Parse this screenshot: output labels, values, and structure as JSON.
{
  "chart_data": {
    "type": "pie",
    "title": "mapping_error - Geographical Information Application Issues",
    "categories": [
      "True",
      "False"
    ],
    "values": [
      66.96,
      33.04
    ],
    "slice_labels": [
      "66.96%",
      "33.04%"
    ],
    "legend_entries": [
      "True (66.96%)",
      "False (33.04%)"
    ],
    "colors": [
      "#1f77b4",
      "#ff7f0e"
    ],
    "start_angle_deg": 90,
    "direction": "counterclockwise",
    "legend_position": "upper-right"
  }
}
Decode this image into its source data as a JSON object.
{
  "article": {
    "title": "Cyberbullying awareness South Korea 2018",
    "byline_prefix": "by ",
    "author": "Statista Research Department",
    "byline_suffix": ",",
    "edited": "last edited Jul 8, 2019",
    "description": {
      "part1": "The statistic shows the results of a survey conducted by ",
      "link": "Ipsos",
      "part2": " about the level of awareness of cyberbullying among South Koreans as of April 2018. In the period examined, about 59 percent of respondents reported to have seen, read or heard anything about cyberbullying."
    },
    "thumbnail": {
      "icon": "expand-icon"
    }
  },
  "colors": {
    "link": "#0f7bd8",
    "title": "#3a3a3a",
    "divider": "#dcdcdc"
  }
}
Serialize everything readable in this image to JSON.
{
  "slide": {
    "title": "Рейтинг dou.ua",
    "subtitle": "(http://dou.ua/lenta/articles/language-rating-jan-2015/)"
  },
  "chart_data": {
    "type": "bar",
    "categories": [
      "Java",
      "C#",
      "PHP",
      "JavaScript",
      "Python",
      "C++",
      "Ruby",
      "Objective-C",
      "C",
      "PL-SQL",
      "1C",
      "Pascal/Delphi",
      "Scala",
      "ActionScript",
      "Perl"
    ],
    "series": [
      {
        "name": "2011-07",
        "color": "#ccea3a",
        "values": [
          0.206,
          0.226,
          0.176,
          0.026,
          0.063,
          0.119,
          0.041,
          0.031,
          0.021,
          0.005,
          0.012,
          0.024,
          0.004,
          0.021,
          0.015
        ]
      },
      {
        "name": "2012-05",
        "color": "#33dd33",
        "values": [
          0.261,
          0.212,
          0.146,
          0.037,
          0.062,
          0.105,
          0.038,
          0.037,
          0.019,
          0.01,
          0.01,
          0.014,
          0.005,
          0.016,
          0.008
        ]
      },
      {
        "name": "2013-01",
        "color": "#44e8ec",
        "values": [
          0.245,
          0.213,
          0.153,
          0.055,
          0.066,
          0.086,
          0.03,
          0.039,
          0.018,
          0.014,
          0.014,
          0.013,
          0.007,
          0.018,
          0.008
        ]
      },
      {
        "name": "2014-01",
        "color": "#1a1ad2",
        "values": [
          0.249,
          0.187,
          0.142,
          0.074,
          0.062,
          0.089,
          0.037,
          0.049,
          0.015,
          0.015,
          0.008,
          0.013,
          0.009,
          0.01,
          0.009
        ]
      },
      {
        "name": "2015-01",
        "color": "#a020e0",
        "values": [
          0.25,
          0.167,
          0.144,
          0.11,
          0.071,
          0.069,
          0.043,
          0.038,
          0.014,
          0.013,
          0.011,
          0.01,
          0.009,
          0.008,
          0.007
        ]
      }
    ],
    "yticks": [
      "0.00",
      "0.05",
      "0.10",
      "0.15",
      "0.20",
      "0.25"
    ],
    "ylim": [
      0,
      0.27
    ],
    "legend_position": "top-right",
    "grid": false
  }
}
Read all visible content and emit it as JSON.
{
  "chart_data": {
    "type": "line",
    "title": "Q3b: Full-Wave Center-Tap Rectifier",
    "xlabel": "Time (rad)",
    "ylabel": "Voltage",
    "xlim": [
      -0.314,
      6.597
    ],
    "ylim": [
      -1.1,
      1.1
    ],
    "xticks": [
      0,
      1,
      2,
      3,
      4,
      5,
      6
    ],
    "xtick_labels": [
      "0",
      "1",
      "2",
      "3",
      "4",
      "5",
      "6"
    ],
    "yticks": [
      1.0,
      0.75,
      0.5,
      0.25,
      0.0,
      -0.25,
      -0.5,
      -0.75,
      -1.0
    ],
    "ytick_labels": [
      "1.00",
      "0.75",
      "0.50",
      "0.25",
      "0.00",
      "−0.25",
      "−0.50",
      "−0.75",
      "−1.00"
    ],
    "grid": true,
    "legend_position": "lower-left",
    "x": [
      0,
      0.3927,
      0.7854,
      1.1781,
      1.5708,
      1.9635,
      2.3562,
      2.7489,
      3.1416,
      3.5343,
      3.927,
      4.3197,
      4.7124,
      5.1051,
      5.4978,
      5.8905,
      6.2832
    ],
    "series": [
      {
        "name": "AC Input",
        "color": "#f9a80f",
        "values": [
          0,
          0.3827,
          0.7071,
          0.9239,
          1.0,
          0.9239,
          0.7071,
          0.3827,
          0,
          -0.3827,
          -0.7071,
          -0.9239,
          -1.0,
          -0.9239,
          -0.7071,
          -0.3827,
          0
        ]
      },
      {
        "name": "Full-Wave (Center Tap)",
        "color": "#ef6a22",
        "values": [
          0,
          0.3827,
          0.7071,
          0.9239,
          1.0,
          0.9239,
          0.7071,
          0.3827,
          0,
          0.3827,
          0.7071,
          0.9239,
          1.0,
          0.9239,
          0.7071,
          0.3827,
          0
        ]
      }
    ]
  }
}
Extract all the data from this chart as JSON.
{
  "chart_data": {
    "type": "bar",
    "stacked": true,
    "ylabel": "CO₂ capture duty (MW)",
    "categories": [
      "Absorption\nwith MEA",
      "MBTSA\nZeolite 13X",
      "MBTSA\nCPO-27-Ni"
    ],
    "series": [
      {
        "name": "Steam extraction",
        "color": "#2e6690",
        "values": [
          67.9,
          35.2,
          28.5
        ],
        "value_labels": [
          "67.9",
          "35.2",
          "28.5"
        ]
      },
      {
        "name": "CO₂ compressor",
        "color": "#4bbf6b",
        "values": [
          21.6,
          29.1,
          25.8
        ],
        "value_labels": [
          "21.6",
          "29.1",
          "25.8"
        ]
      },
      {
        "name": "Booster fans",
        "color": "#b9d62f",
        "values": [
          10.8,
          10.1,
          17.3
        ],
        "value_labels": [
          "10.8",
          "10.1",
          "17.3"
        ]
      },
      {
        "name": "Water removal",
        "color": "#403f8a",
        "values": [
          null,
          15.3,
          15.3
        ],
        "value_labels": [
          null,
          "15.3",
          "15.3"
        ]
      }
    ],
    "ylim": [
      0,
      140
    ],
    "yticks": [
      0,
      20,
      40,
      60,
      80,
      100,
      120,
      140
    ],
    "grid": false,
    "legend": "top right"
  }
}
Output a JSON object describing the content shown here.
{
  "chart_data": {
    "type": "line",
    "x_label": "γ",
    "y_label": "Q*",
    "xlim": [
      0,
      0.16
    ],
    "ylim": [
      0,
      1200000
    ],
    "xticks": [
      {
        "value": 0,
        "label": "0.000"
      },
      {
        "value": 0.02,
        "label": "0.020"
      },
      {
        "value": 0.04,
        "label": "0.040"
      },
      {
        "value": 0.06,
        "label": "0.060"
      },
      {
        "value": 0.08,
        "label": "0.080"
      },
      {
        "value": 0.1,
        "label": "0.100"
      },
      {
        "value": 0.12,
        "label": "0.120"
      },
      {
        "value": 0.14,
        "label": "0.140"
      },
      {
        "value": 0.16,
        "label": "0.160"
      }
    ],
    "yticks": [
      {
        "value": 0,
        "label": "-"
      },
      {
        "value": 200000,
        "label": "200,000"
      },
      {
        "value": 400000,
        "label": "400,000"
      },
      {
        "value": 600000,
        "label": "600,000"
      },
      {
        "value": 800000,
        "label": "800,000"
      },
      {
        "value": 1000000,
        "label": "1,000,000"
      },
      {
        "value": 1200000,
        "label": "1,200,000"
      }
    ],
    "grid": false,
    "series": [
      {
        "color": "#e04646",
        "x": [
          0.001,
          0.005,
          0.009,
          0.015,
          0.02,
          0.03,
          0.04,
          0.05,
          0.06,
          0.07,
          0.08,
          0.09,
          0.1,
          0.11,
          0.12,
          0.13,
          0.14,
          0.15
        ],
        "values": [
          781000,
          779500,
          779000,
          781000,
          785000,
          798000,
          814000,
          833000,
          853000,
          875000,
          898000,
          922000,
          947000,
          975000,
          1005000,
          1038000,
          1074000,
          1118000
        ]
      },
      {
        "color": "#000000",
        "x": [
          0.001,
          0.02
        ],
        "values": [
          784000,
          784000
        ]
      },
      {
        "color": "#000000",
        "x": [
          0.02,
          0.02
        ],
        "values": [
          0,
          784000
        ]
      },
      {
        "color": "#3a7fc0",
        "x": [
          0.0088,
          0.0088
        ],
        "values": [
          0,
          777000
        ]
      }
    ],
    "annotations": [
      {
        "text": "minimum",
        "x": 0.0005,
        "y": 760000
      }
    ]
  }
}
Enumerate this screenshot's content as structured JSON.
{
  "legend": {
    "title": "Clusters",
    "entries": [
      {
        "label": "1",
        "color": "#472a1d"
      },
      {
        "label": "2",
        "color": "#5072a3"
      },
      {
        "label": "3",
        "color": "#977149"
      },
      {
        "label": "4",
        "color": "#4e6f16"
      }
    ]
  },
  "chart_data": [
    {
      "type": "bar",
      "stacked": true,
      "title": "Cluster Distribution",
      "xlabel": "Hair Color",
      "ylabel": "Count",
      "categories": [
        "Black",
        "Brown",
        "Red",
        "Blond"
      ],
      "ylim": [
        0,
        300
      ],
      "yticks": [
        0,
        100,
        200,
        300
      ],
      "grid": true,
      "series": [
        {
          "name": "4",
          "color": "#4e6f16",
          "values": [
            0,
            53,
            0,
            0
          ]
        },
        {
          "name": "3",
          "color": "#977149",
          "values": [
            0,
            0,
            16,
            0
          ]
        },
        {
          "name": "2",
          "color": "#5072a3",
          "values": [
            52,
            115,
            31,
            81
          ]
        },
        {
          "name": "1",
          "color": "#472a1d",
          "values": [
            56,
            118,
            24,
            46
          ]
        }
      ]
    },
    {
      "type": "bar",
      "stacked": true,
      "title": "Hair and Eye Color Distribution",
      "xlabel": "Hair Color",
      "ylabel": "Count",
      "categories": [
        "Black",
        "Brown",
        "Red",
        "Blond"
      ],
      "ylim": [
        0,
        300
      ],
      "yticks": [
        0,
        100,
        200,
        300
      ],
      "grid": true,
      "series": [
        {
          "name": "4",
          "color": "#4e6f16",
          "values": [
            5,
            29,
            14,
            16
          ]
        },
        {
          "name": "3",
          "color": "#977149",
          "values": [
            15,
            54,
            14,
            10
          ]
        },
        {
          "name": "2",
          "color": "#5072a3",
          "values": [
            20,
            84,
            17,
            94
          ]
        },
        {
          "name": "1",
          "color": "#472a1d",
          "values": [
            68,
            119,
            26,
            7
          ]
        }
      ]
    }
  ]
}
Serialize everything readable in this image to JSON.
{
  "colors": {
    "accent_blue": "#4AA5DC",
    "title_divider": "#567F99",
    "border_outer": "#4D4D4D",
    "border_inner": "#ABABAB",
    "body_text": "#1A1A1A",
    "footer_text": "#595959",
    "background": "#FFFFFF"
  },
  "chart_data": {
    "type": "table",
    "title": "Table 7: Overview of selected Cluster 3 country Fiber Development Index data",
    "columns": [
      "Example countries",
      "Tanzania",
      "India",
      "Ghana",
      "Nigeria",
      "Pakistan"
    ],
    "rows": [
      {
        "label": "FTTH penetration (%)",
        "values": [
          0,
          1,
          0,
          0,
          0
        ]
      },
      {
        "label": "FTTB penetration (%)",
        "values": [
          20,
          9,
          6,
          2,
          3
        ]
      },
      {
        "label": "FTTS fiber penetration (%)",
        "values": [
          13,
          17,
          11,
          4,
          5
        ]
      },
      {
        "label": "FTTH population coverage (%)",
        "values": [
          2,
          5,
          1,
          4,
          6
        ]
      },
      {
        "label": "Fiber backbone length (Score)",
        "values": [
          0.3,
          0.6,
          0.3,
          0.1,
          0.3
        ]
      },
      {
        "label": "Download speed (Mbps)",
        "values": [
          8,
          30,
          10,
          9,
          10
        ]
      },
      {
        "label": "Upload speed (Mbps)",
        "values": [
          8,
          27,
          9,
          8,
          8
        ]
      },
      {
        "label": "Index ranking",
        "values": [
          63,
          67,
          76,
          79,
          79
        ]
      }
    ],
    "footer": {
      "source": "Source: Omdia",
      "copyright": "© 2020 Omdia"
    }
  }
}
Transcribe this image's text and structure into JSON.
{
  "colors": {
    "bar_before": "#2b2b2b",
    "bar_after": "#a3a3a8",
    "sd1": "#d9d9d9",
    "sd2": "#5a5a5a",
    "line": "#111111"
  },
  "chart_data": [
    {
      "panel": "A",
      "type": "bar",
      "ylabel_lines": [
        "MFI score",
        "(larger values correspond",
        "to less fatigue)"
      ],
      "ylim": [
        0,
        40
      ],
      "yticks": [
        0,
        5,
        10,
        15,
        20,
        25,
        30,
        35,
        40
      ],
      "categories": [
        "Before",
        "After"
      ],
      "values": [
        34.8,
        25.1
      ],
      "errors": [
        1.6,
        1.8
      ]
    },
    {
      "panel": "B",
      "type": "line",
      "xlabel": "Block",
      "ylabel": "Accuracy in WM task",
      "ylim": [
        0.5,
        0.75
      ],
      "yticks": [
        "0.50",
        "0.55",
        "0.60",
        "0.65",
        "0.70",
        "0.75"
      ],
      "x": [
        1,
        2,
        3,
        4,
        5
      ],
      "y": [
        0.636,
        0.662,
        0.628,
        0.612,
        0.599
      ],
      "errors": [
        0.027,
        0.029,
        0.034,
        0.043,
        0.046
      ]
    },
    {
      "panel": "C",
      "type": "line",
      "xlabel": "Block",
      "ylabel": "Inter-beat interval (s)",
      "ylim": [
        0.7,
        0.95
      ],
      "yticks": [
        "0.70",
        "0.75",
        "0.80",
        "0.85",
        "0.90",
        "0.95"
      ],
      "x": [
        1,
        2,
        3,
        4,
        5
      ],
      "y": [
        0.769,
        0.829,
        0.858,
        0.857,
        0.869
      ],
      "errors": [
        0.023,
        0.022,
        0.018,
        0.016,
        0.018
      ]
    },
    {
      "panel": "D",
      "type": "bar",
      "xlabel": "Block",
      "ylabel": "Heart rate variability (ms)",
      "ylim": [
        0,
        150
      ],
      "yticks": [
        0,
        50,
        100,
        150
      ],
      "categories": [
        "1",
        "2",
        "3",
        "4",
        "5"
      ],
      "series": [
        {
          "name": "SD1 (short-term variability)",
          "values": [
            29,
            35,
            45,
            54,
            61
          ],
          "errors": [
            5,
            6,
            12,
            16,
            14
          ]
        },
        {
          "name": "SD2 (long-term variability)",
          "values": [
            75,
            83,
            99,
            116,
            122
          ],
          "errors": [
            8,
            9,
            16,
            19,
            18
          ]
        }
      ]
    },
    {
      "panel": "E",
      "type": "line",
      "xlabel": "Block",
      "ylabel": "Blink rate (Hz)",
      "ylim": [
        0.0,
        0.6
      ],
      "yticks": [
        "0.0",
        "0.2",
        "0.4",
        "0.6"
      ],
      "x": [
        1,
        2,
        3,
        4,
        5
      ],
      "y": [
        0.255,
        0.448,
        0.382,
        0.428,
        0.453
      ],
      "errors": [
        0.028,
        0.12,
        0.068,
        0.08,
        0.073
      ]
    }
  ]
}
....................
• Problem to work on:
Look through the lines above and collect those with the word "source".

• Complete output:
Decode this image into its source data as a JSON object.
      "source": "Source: Omdia",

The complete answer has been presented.